**INSTRUCTIONS TO FOLLOW:** Each record should appear again in the response exactly as it does in the original.

────────────────

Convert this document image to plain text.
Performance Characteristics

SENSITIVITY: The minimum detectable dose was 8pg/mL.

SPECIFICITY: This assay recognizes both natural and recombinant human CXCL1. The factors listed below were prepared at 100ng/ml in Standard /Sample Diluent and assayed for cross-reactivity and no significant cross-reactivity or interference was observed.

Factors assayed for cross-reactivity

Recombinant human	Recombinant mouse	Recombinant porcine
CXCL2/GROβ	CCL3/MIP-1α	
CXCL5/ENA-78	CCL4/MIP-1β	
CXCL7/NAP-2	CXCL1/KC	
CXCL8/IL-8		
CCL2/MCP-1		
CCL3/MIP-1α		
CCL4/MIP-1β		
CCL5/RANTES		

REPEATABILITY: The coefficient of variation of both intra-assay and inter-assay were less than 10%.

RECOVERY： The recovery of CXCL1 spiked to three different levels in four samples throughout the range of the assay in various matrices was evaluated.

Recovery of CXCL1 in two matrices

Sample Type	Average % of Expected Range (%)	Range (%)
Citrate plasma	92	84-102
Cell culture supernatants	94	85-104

────────────────

**SOLVED EXERCISE:**
Convert this document image to plain text.
Performance Characteristics

SENSITIVITY: The minimum detectable dose was 8pg/mL.

SPECIFICITY: This assay recognizes both natural and recombinant human CXCL1. The factors listed below were prepared at 100ng/ml in Standard /Sample Diluent and assayed for cross-reactivity and no significant cross-reactivity or interference was observed.

Factors assayed for cross-reactivity

Recombinant human	Recombinant mouse	Recombinant porcine
CXCL2/GROβ	CCL3/MIP-1α	
CXCL5/ENA-78	CCL4/MIP-1β	
CXCL7/NAP-2	CXCL1/KC	
CXCL8/IL-8		
CCL2/MCP-1		
CCL3/MIP-1α		
CCL4/MIP-1β		
CCL5/RANTES		

REPEATABILITY: The coefficient of variation of both intra-assay and inter-assay were less than 10%.

RECOVERY： The recovery of CXCL1 spiked to three different levels in four samples throughout the range of the assay in various matrices was evaluated.

Recovery of CXCL1 in two matrices

Sample Type	Average % of Expected Range (%)	Range (%)
Citrate plasma	92	84-102
Cell culture supernatants	94	85-104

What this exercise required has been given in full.